Exercise requirements: Report all lines from the entries below in which "options" appears.

Listing:
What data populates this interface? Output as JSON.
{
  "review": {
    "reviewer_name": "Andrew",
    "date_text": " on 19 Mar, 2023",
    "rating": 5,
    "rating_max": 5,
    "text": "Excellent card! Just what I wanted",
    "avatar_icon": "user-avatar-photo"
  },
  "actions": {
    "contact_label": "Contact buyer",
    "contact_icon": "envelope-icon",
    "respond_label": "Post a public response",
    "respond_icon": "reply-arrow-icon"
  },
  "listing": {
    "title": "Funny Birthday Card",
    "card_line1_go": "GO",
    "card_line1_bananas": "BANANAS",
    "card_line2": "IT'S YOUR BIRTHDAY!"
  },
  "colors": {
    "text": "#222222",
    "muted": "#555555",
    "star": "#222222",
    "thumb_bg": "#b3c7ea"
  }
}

* * *

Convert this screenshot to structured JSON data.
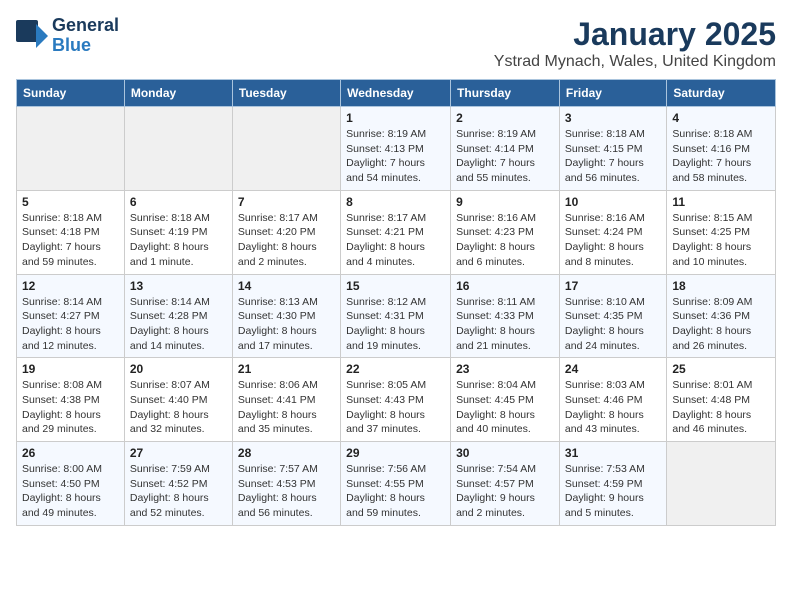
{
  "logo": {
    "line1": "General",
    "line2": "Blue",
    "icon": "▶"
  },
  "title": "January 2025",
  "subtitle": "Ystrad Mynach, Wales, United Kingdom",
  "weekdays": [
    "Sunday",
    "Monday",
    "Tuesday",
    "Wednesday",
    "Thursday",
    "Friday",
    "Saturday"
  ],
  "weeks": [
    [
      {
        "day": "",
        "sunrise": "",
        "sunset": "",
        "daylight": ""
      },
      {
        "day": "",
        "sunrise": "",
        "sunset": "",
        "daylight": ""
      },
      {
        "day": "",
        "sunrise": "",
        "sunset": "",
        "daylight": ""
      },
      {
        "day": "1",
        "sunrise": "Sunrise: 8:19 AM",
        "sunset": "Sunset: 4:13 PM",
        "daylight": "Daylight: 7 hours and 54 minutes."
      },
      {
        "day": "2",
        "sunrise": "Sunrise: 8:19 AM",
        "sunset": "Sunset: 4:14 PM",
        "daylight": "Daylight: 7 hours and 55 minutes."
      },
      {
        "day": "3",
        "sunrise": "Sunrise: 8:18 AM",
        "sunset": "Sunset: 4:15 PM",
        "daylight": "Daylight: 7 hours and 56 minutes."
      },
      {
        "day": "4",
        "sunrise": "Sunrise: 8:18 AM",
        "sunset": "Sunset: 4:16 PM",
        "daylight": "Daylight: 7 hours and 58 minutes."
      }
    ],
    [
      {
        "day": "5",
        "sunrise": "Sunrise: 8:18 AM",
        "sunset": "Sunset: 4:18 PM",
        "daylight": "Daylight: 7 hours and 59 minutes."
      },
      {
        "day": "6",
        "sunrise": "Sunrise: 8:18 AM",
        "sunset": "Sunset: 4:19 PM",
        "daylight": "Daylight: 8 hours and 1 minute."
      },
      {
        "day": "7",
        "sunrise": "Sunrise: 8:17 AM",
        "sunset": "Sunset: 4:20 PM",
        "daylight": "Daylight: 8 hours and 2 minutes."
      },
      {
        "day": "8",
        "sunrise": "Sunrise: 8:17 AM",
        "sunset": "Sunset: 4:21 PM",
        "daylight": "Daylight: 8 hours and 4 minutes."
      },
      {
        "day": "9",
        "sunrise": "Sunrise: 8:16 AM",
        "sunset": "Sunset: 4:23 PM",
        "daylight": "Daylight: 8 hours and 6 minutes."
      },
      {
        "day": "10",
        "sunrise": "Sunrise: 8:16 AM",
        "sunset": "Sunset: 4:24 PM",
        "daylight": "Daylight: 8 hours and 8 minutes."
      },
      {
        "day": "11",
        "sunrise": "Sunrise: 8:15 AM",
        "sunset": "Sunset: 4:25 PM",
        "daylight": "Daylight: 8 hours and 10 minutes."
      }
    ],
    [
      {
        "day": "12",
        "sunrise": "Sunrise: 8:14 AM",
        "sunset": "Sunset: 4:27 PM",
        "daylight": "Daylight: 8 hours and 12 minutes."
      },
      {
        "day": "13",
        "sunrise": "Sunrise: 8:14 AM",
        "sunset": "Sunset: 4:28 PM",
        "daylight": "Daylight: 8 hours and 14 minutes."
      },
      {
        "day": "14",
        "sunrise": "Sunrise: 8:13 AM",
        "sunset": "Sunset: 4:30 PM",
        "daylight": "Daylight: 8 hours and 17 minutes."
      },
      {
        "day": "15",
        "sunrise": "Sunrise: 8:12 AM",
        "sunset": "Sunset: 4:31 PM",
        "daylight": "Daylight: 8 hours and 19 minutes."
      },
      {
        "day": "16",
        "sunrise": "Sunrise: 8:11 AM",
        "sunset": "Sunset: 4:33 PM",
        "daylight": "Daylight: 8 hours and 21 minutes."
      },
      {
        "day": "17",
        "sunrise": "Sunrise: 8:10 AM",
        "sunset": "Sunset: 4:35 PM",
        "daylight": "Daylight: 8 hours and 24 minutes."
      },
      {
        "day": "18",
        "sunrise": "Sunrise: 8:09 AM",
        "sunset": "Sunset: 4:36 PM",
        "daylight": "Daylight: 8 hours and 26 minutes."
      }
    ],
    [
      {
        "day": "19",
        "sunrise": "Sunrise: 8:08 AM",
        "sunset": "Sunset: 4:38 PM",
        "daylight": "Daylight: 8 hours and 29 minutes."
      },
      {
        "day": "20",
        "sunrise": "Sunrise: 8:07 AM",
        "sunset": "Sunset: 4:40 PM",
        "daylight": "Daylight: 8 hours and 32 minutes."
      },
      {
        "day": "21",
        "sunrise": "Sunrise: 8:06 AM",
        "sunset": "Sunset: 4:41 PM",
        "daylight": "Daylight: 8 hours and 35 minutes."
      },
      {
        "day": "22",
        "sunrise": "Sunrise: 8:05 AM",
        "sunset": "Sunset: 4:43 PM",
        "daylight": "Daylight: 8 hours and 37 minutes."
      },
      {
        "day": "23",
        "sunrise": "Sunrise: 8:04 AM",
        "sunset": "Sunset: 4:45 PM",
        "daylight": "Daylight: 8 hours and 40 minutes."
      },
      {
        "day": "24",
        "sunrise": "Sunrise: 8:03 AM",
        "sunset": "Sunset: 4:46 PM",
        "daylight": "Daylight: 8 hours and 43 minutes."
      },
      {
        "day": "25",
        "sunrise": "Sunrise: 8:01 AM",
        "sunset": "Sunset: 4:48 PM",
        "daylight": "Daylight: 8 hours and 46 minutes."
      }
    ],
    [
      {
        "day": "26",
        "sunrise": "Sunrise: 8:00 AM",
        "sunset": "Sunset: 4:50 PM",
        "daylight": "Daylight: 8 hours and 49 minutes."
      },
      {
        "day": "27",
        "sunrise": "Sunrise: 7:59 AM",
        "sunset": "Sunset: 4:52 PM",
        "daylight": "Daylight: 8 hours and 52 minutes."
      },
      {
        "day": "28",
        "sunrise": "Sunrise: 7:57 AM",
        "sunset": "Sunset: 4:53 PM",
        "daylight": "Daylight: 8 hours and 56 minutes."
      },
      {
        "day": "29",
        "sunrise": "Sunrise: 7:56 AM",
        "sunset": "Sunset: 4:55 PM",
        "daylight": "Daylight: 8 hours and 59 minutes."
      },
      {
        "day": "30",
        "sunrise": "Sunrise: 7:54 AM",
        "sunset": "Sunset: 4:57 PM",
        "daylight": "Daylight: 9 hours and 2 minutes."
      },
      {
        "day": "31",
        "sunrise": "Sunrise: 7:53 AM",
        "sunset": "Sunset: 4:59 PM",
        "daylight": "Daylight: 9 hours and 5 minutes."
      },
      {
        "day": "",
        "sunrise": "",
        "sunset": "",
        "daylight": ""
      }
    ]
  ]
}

* * *

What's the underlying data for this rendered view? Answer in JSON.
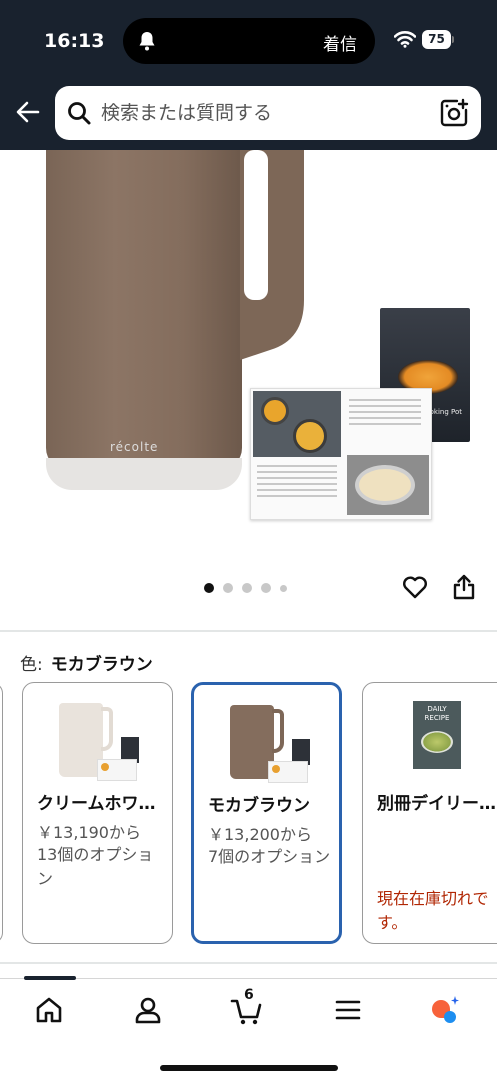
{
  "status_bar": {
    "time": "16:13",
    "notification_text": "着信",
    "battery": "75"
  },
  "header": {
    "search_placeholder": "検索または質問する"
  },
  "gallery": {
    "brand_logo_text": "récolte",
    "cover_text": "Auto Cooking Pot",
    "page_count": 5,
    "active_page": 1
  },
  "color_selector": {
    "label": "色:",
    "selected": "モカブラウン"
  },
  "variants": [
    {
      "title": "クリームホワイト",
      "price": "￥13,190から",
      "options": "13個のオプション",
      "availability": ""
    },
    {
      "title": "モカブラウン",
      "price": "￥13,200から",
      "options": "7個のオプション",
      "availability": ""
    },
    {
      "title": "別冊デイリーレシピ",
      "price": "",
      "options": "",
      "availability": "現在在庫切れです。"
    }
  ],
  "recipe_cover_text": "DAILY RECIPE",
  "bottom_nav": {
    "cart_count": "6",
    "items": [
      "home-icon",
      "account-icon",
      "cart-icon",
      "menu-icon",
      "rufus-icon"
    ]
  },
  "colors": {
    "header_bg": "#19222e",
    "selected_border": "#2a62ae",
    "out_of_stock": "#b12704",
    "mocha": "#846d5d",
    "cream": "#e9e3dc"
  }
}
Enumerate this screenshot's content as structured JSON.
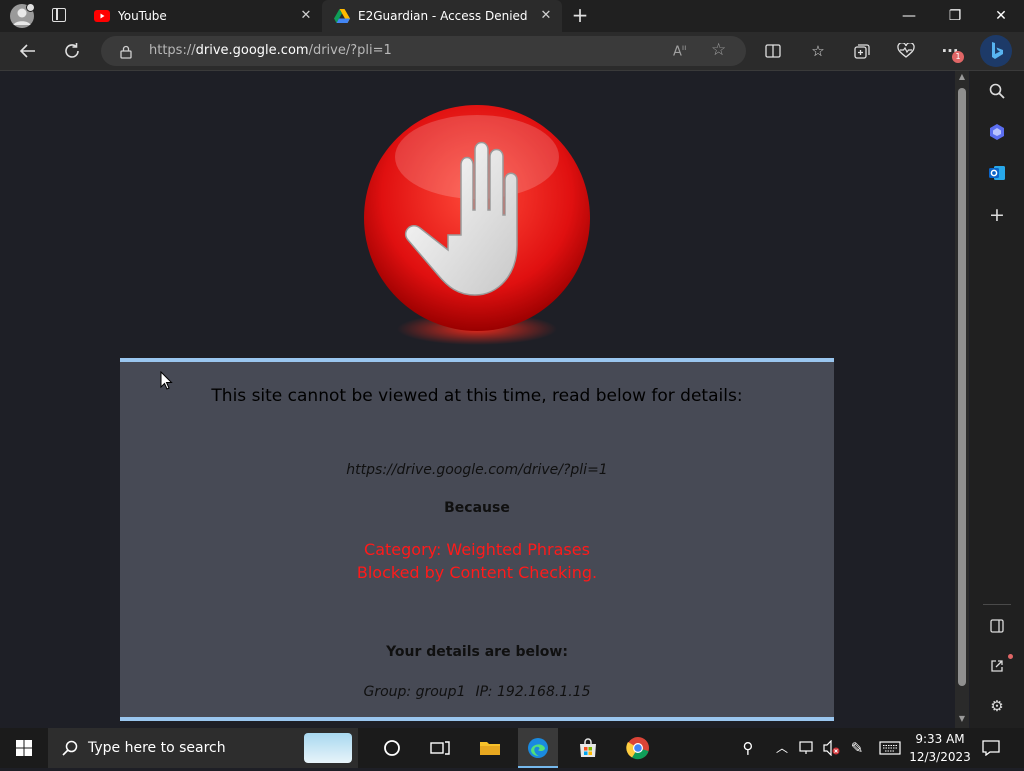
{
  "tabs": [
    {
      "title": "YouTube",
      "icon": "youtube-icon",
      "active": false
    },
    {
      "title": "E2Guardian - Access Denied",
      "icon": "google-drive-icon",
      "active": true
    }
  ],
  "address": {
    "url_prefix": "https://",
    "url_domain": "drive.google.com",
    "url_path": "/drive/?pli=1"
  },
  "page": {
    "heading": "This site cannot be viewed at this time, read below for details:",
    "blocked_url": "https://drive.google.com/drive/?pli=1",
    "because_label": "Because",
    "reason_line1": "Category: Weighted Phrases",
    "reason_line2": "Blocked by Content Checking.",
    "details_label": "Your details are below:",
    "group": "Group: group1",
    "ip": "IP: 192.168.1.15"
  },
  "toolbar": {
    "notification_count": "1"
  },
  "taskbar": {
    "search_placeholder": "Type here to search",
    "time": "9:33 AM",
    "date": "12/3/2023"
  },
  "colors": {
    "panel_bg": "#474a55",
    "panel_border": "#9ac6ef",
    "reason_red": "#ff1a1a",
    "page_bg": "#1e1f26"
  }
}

Solved problem:
      "options": "13個のオプション",
      "options": "7個のオプション",
      "options": "",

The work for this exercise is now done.